Problem statement: Return every entry in full, with no alterations.
******
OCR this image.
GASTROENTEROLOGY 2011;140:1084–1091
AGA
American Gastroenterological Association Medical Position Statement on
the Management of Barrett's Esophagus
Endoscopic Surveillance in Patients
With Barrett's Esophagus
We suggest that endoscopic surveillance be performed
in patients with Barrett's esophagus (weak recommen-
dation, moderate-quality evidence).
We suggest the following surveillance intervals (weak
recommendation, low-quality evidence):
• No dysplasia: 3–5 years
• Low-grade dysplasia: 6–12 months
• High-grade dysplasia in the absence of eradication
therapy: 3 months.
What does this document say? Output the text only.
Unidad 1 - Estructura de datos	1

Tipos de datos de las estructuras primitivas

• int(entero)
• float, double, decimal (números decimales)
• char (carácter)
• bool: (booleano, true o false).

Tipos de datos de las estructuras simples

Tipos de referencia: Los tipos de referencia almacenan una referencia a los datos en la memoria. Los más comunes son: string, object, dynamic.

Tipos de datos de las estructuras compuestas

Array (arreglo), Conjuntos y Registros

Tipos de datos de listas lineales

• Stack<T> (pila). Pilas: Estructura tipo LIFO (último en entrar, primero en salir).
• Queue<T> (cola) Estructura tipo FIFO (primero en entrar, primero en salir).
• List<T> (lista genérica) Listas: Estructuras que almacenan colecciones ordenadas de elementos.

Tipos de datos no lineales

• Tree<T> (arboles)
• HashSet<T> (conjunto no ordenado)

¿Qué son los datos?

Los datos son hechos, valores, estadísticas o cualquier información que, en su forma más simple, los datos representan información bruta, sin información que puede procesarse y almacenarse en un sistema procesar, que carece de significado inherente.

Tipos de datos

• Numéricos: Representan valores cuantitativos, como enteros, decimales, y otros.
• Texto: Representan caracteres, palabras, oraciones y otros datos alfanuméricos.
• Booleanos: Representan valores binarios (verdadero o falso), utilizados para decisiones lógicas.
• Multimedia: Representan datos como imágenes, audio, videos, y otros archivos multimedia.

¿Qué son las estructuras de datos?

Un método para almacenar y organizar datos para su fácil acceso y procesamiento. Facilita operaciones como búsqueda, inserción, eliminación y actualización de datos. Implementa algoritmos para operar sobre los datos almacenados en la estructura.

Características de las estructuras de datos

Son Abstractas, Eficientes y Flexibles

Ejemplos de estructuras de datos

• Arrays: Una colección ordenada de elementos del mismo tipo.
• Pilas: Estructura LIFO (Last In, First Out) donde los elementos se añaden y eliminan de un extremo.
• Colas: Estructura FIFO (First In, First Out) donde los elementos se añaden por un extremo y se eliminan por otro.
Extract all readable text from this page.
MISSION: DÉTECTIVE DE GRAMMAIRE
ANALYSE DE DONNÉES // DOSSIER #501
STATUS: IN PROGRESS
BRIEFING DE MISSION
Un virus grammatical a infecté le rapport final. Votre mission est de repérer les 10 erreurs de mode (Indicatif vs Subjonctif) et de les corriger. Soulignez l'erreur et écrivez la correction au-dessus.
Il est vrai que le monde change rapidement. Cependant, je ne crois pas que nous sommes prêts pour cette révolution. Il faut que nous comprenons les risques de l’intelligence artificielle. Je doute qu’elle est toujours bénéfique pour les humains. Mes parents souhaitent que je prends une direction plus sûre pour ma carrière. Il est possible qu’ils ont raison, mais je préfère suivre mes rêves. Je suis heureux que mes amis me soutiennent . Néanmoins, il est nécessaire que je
******
Answer to this task:
OCR this image.
GASTROENTEROLOGY 2011;140:1084–1091
AGA
American Gastroenterological Association Medical Position Statement on
the Management of Barrett's Esophagus
Endoscopic Surveillance in Patients
With Barrett's Esophagus
We suggest that endoscopic surveillance be performed
in patients with Barrett's esophagus (weak recommen-
dation, moderate-quality evidence).
We suggest the following surveillance intervals (weak
recommendation, low-quality evidence):
• No dysplasia: 3–5 years
• Low-grade dysplasia: 6–12 months
• High-grade dysplasia in the absence of eradication
therapy: 3 months.
What does this document say? Output the text only.
Unidad 1 - Estructura de datos	1

Tipos de datos de las estructuras primitivas

• int(entero)
• float, double, decimal (números decimales)
• char (carácter)
• bool: (booleano, true o false).

Tipos de datos de las estructuras simples

Tipos de referencia: Los tipos de referencia almacenan una referencia a los datos en la memoria. Los más comunes son: string, object, dynamic.

Tipos de datos de las estructuras compuestas

Array (arreglo), Conjuntos y Registros

Tipos de datos de listas lineales

• Stack<T> (pila). Pilas: Estructura tipo LIFO (último en entrar, primero en salir).
• Queue<T> (cola) Estructura tipo FIFO (primero en entrar, primero en salir).
• List<T> (lista genérica) Listas: Estructuras que almacenan colecciones ordenadas de elementos.

Tipos de datos no lineales

• Tree<T> (arboles)
• HashSet<T> (conjunto no ordenado)

¿Qué son los datos?

Los datos son hechos, valores, estadísticas o cualquier información que, en su forma más simple, los datos representan información bruta, sin información que puede procesarse y almacenarse en un sistema procesar, que carece de significado inherente.

Tipos de datos

• Numéricos: Representan valores cuantitativos, como enteros, decimales, y otros.
• Texto: Representan caracteres, palabras, oraciones y otros datos alfanuméricos.
• Booleanos: Representan valores binarios (verdadero o falso), utilizados para decisiones lógicas.
• Multimedia: Representan datos como imágenes, audio, videos, y otros archivos multimedia.

¿Qué son las estructuras de datos?

Un método para almacenar y organizar datos para su fácil acceso y procesamiento. Facilita operaciones como búsqueda, inserción, eliminación y actualización de datos. Implementa algoritmos para operar sobre los datos almacenados en la estructura.

Características de las estructuras de datos

Son Abstractas, Eficientes y Flexibles

Ejemplos de estructuras de datos

• Arrays: Una colección ordenada de elementos del mismo tipo.
• Pilas: Estructura LIFO (Last In, First Out) donde los elementos se añaden y eliminan de un extremo.
• Colas: Estructura FIFO (First In, First Out) donde los elementos se añaden por un extremo y se eliminan por otro.
Extract all readable text from this page.
MISSION: DÉTECTIVE DE GRAMMAIRE
ANALYSE DE DONNÉES // DOSSIER #501
STATUS: IN PROGRESS
BRIEFING DE MISSION
Un virus grammatical a infecté le rapport final. Votre mission est de repérer les 10 erreurs de mode (Indicatif vs Subjonctif) et de les corriger. Soulignez l'erreur et écrivez la correction au-dessus.
Il est vrai que le monde change rapidement. Cependant, je ne crois pas que nous sommes prêts pour cette révolution. Il faut que nous comprenons les risques de l’intelligence artificielle. Je doute qu’elle est toujours bénéfique pour les humains. Mes parents souhaitent que je prends une direction plus sûre pour ma carrière. Il est possible qu’ils ont raison, mais je préfère suivre mes rêves. Je suis heureux que mes amis me soutiennent . Néanmoins, il est nécessaire que je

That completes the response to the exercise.